What to produce:
Make an exact copy of all the records.

Rows from a figure dataset:
----------------

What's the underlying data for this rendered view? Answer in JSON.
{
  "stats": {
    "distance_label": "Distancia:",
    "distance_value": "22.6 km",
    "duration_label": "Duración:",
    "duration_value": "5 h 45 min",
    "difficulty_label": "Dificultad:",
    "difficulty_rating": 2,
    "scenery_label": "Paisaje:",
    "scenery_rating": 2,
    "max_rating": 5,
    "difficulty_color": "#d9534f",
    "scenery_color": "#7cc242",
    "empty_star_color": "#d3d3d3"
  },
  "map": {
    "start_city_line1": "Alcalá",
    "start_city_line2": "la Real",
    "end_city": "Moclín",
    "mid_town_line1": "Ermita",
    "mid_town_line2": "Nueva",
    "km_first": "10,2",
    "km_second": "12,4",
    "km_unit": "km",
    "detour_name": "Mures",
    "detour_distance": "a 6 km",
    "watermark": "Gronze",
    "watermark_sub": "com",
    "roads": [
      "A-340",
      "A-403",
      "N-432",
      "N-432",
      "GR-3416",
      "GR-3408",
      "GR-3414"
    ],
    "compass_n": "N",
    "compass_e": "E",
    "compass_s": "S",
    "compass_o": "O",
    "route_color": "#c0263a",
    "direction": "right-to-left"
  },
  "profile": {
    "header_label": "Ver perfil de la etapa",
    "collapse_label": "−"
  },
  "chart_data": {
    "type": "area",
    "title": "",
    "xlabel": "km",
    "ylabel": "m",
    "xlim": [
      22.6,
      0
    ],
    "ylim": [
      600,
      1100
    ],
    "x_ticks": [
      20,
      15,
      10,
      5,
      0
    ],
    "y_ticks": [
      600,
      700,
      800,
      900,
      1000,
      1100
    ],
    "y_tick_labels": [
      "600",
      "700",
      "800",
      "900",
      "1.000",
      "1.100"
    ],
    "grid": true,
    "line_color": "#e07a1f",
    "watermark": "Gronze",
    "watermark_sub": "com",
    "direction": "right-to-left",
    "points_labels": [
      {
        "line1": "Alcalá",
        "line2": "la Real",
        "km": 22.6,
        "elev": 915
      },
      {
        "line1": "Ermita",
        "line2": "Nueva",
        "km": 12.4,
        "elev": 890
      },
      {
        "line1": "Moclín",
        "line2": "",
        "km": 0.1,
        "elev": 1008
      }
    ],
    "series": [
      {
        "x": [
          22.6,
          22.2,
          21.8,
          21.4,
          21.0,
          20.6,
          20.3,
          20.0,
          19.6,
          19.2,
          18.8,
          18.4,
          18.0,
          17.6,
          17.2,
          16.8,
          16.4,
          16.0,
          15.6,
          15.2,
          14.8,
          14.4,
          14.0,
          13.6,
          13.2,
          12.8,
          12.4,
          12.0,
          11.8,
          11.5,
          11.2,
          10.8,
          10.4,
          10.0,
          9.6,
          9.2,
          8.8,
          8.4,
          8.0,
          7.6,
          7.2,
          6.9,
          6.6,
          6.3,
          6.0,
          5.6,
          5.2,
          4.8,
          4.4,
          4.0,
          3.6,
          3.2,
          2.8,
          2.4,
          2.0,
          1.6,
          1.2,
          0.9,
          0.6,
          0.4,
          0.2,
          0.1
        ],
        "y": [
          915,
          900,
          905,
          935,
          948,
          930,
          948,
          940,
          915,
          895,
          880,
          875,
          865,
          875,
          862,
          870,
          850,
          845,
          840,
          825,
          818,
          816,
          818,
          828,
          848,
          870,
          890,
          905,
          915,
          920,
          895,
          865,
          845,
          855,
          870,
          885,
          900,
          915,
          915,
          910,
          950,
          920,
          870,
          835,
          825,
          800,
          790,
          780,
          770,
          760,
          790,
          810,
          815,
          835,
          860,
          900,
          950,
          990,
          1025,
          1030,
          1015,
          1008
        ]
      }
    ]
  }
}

----------------

Reply to the task:
What's the underlying data for this rendered view? Answer in JSON.
{
  "stats": {
    "distance_label": "Distancia:",
    "distance_value": "22.6 km",
    "duration_label": "Duración:",
    "duration_value": "5 h 45 min",
    "difficulty_label": "Dificultad:",
    "difficulty_rating": 2,
    "scenery_label": "Paisaje:",
    "scenery_rating": 2,
    "max_rating": 5,
    "difficulty_color": "#d9534f",
    "scenery_color": "#7cc242",
    "empty_star_color": "#d3d3d3"
  },
  "map": {
    "start_city_line1": "Alcalá",
    "start_city_line2": "la Real",
    "end_city": "Moclín",
    "mid_town_line1": "Ermita",
    "mid_town_line2": "Nueva",
    "km_first": "10,2",
    "km_second": "12,4",
    "km_unit": "km",
    "detour_name": "Mures",
    "detour_distance": "a 6 km",
    "watermark": "Gronze",
    "watermark_sub": "com",
    "roads": [
      "A-340",
      "A-403",
      "N-432",
      "N-432",
      "GR-3416",
      "GR-3408",
      "GR-3414"
    ],
    "compass_n": "N",
    "compass_e": "E",
    "compass_s": "S",
    "compass_o": "O",
    "route_color": "#c0263a",
    "direction": "right-to-left"
  },
  "profile": {
    "header_label": "Ver perfil de la etapa",
    "collapse_label": "−"
  },
  "chart_data": {
    "type": "area",
    "title": "",
    "xlabel": "km",
    "ylabel": "m",
    "xlim": [
      22.6,
      0
    ],
    "ylim": [
      600,
      1100
    ],
    "x_ticks": [
      20,
      15,
      10,
      5,
      0
    ],
    "y_ticks": [
      600,
      700,
      800,
      900,
      1000,
      1100
    ],
    "y_tick_labels": [
      "600",
      "700",
      "800",
      "900",
      "1.000",
      "1.100"
    ],
    "grid": true,
    "line_color": "#e07a1f",
    "watermark": "Gronze",
    "watermark_sub": "com",
    "direction": "right-to-left",
    "points_labels": [
      {
        "line1": "Alcalá",
        "line2": "la Real",
        "km": 22.6,
        "elev": 915
      },
      {
        "line1": "Ermita",
        "line2": "Nueva",
        "km": 12.4,
        "elev": 890
      },
      {
        "line1": "Moclín",
        "line2": "",
        "km": 0.1,
        "elev": 1008
      }
    ],
    "series": [
      {
        "x": [
          22.6,
          22.2,
          21.8,
          21.4,
          21.0,
          20.6,
          20.3,
          20.0,
          19.6,
          19.2,
          18.8,
          18.4,
          18.0,
          17.6,
          17.2,
          16.8,
          16.4,
          16.0,
          15.6,
          15.2,
          14.8,
          14.4,
          14.0,
          13.6,
          13.2,
          12.8,
          12.4,
          12.0,
          11.8,
          11.5,
          11.2,
          10.8,
          10.4,
          10.0,
          9.6,
          9.2,
          8.8,
          8.4,
          8.0,
          7.6,
          7.2,
          6.9,
          6.6,
          6.3,
          6.0,
          5.6,
          5.2,
          4.8,
          4.4,
          4.0,
          3.6,
          3.2,
          2.8,
          2.4,
          2.0,
          1.6,
          1.2,
          0.9,
          0.6,
          0.4,
          0.2,
          0.1
        ],
        "y": [
          915,
          900,
          905,
          935,
          948,
          930,
          948,
          940,
          915,
          895,
          880,
          875,
          865,
          875,
          862,
          870,
          850,
          845,
          840,
          825,
          818,
          816,
          818,
          828,
          848,
          870,
          890,
          905,
          915,
          920,
          895,
          865,
          845,
          855,
          870,
          885,
          900,
          915,
          915,
          910,
          950,
          920,
          870,
          835,
          825,
          800,
          790,
          780,
          770,
          760,
          790,
          810,
          815,
          835,
          860,
          900,
          950,
          990,
          1025,
          1030,
          1015,
          1008
        ]
      }
    ]
  }
}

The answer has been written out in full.